*Stored items from a collection*:
########################################

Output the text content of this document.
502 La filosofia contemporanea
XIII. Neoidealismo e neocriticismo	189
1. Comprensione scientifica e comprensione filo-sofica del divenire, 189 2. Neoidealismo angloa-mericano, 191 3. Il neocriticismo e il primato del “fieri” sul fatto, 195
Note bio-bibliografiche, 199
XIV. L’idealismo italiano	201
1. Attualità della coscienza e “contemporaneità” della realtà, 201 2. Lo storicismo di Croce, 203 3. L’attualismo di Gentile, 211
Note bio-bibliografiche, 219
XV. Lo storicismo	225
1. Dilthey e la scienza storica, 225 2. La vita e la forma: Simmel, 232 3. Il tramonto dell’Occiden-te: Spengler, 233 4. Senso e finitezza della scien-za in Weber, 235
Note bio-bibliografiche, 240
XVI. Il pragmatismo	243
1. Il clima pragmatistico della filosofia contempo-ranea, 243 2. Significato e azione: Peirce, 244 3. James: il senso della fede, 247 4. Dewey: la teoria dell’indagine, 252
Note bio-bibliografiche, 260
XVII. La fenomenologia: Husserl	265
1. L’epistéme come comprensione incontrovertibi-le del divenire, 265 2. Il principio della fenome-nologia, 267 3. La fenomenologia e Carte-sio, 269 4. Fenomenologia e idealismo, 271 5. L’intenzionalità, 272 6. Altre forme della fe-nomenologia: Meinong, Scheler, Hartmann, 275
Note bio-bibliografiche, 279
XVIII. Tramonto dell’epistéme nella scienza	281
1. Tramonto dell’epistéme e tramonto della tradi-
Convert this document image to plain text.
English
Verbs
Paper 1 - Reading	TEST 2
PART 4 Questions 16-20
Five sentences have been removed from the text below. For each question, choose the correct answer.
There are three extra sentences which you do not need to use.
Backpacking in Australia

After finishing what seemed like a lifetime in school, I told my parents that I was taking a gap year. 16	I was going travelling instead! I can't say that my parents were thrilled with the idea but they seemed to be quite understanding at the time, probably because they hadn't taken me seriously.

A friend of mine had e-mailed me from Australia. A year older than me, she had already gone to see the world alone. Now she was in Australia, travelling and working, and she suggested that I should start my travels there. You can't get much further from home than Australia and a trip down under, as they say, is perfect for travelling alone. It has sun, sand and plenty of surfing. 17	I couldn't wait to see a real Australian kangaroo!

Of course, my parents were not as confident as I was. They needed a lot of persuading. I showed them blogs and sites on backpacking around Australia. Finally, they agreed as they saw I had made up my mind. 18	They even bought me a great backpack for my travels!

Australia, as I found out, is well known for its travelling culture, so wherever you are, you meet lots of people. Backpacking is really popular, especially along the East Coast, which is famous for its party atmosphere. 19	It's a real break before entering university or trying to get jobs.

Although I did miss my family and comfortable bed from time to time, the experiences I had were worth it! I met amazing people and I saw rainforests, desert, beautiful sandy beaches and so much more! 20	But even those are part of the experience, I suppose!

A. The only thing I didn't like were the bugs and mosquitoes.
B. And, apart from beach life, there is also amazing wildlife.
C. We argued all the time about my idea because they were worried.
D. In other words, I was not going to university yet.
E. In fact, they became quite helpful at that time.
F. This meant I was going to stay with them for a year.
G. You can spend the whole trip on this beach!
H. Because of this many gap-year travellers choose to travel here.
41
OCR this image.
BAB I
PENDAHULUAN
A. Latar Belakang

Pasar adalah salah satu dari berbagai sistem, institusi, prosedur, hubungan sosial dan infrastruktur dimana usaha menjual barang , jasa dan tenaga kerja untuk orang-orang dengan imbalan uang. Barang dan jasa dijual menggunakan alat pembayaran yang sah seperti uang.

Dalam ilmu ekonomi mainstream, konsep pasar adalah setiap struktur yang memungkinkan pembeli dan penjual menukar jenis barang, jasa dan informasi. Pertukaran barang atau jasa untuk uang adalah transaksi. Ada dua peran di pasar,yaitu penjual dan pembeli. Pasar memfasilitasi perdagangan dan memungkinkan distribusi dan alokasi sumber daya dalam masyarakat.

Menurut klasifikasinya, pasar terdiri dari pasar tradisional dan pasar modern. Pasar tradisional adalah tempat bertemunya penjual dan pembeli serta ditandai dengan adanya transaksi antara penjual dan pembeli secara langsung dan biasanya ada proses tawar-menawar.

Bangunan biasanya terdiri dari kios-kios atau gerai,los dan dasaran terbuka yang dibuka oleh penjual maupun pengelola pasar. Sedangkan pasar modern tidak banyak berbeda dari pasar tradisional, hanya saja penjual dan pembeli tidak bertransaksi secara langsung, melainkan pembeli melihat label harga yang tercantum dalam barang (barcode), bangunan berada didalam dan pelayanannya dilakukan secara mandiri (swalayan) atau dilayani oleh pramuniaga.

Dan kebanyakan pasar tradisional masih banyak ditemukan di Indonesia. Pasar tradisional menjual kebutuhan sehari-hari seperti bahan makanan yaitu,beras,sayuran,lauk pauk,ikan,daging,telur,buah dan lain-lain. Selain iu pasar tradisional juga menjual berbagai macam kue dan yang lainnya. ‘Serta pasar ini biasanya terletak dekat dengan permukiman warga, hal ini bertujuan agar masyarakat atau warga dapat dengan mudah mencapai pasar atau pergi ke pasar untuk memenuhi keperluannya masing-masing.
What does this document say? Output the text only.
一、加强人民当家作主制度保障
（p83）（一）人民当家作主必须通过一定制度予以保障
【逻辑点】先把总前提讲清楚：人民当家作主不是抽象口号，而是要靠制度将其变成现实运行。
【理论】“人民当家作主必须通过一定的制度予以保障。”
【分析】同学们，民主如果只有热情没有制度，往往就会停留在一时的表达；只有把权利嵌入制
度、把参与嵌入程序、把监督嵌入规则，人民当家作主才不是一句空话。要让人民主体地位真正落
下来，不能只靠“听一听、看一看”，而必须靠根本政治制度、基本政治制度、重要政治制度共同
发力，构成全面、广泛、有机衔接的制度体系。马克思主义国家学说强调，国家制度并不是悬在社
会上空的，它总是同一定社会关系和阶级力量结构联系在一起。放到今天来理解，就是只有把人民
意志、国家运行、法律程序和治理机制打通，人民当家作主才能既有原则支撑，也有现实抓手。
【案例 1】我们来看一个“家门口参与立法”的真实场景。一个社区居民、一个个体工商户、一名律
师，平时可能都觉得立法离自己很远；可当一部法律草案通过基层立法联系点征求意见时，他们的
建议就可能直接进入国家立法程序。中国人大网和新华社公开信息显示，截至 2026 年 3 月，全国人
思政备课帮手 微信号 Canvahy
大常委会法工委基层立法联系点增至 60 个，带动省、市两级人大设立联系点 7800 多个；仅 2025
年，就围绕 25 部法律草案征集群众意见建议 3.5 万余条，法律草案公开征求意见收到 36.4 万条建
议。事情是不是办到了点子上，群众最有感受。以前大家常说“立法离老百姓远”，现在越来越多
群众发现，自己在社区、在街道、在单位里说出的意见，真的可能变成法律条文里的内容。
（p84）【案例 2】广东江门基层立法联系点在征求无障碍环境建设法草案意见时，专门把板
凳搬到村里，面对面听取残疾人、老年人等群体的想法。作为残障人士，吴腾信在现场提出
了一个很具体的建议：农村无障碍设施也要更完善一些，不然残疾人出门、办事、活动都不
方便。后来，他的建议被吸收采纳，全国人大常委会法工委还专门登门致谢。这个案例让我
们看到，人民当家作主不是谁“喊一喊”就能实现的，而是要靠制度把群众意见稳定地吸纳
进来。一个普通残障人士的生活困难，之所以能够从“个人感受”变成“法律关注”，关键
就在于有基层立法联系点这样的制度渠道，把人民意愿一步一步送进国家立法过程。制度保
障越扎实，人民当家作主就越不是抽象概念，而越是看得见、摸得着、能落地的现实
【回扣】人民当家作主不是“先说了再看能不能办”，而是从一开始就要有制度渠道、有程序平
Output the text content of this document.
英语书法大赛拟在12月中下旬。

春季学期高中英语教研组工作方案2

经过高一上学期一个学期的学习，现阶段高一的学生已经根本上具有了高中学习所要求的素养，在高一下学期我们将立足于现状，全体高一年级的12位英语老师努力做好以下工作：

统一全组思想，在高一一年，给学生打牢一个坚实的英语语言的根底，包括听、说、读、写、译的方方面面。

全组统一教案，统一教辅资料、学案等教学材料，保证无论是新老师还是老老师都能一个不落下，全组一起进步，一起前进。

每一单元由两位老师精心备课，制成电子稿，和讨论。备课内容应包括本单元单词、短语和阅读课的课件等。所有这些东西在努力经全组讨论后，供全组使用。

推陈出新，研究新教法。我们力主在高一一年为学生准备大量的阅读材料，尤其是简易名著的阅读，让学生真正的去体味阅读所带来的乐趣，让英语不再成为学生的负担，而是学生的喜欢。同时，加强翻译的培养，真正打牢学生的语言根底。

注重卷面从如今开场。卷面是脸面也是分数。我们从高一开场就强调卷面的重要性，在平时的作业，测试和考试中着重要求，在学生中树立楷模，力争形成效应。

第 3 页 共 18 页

########################################

*Written instruction*: Where a line in the entries holds the word "choose", copy that line.

*Response*:
Five sentences have been removed from the text below. For each question, choose the correct answer.
H. Because of this many gap-year travellers choose to travel here.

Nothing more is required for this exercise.